TEXTO APRESENTADO:
------------

Para começar, vamos ser sinceros e concordar que o livro não deveria se chamar Anna Karenina e sim Levin Dmitrievitch.A historia centrada ao redor de Levin é muito mais interessante do que a da "heroína" Anna. Levin confronta e vence, apesar de todos os seus sofrimentos, o maior adversário que o ser humano pode ter: si mesmo. Levin consegue vencer através de uma luta árdua, que envolve muito perdão próprio, seus conflitos religiosos, profissionais, e amorosos (o fora que ele leva logo no começo do livro é monstruoso, mas não vamos falar agora de cenas tão humilhantes).
Ao contrario da historia de Levin, a historia de Anna é chata demais. Anna é chata demais. Que vontade de dar um pedala nela. Chata, ciumenta, birrenta, mimada, e vingativa. Essas são as muitas qualidades de Anna Karenina. Alias, não só dela, como de todas as pessoas apaixonadas; e é por isso que a historia é chata. É uma historia velha e que acontece com todo mundo pois todos nos temos um pouco de Anna dentro de nós. Portanto, quando queremos ser apresentados a uma historia de amor desastrosa, não precisamos ler Anna Karenina; precisamos apenas lembrar das nossas. Já são desgraçosas o bastante.

------------

INSTRUÇÕES DE TRABALHO:
a. Segundo o texto sobre Anna Karenina, qual é o maior adversário que o ser humano pode ter?
b. Reescreva de forma mais breve o parágrafo do texto sobre Anna Karenina que começa com "Ao contrario da historia de Levin", mantendo seus fatos principais.
c. Extraia do texto sobre Anna Karenina, sem alterações, o trecho que começa em "Para começar, vamos" e termina em "cenas tão humilhantes).".

INFORMAÇÕES EXTRAÍDAS:

------------

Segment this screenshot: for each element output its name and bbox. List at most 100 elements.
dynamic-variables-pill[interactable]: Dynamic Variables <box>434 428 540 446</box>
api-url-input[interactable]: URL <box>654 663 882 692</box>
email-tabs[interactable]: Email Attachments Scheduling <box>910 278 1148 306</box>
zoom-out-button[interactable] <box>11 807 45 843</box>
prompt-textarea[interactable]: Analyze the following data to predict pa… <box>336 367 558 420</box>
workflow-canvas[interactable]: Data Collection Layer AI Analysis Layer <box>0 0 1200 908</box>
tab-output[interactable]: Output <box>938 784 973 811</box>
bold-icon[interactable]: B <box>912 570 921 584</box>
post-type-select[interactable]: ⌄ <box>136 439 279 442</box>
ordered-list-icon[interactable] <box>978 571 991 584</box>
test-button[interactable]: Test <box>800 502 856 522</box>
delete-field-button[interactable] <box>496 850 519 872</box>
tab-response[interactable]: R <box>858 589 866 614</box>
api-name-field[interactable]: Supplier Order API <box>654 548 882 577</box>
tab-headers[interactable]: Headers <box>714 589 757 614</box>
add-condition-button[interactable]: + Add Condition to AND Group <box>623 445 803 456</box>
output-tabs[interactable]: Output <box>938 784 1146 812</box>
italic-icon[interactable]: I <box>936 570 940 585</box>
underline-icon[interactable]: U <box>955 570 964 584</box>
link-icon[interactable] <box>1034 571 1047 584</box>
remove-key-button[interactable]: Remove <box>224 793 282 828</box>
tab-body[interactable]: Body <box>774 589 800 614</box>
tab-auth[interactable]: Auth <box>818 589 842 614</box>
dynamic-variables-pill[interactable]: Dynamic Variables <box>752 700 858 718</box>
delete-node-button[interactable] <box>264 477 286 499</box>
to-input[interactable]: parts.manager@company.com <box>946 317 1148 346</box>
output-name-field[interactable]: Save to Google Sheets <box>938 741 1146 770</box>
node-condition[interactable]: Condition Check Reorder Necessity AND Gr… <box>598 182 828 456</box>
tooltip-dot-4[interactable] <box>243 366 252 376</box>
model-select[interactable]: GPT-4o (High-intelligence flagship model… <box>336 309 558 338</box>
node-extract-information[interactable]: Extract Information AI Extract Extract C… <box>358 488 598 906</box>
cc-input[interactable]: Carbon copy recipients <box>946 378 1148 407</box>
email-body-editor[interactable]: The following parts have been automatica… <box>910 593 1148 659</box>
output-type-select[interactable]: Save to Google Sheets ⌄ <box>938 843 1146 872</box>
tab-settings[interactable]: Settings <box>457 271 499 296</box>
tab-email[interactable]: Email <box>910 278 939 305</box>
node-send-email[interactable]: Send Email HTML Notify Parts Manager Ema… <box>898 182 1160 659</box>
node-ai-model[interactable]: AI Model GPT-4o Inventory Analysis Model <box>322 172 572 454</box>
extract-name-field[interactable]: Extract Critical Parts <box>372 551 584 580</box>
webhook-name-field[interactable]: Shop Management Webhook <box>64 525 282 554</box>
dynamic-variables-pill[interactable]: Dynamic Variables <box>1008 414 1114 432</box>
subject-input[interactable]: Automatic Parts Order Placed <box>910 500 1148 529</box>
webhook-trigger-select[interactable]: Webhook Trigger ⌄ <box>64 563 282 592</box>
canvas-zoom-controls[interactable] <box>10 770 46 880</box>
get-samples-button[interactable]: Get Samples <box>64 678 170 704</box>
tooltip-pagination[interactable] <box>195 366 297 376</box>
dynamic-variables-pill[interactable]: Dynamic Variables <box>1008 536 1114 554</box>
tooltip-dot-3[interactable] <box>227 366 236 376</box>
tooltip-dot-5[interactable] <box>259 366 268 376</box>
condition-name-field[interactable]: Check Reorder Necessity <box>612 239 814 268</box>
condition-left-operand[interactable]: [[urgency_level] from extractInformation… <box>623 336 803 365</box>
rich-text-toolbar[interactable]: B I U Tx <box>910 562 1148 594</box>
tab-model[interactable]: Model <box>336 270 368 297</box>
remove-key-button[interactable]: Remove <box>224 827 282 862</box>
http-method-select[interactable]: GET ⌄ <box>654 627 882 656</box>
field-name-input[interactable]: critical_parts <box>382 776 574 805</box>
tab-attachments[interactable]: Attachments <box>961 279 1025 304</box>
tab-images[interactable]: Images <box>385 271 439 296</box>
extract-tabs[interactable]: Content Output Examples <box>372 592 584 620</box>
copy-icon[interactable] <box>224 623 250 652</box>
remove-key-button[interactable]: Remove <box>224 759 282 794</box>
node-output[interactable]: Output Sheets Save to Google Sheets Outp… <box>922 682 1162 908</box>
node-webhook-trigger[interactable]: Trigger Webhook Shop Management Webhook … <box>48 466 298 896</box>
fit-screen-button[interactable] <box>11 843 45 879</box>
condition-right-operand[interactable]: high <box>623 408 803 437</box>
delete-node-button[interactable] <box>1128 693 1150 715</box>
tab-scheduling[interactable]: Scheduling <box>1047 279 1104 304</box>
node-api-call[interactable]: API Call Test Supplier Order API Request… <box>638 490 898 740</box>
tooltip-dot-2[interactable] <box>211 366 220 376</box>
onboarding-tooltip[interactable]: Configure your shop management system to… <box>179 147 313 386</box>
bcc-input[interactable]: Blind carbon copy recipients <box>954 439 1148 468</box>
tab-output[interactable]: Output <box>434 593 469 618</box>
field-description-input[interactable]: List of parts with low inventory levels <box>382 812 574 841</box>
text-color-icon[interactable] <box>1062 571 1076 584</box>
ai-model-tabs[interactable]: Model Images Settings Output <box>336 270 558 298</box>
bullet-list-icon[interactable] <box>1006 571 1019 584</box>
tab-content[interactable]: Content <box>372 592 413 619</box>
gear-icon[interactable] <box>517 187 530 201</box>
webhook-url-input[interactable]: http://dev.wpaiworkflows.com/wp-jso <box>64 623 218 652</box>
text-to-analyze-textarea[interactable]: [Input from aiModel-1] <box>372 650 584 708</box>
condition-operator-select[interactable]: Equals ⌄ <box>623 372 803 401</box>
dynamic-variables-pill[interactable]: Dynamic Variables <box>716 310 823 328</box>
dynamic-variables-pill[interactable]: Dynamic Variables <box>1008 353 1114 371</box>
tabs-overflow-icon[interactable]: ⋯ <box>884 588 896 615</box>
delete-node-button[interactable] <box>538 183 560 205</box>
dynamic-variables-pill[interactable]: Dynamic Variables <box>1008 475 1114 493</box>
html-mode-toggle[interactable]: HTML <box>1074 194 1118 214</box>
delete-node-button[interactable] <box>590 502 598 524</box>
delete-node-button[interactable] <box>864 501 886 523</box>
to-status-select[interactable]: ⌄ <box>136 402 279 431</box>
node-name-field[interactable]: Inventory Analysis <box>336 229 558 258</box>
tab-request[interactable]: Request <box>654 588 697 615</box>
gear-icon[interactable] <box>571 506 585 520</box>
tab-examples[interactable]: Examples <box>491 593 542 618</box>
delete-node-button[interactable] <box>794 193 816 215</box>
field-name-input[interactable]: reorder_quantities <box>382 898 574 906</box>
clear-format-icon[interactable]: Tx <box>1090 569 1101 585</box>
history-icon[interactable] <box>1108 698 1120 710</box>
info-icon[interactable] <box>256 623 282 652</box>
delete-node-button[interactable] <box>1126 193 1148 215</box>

------------

RESULTADOS POR TAREFA:
a. Si mesmo.

b. Ao contrário da de Levin, a história de Anna é chata demais, assim como a própria Anna: ciumenta, birrenta, mimada e vingativa, como todas as pessoas apaixonadas. É uma história velha, que acontece com todo mundo. Por isso, para conhecer um amor desastroso, não é preciso ler Anna Karenina; basta lembrar dos nossos, que já são desgraçosos o bastante.

c.
Para começar, vamos ser sinceros e concordar que o livro não deveria se chamar Anna Karenina e sim Levin Dmitrievitch.A historia centrada ao redor de Levin é muito mais interessante do que a da "heroína" Anna. Levin confronta e vence, apesar de todos os seus sofrimentos, o maior adversário que o ser humano pode ter: si mesmo. Levin consegue vencer através de uma luta árdua, que envolve muito perdão próprio, seus conflitos religiosos, profissionais, e amorosos (o fora que ele leva logo no começo do livro é monstruoso, mas não vamos falar agora de cenas tão humilhantes).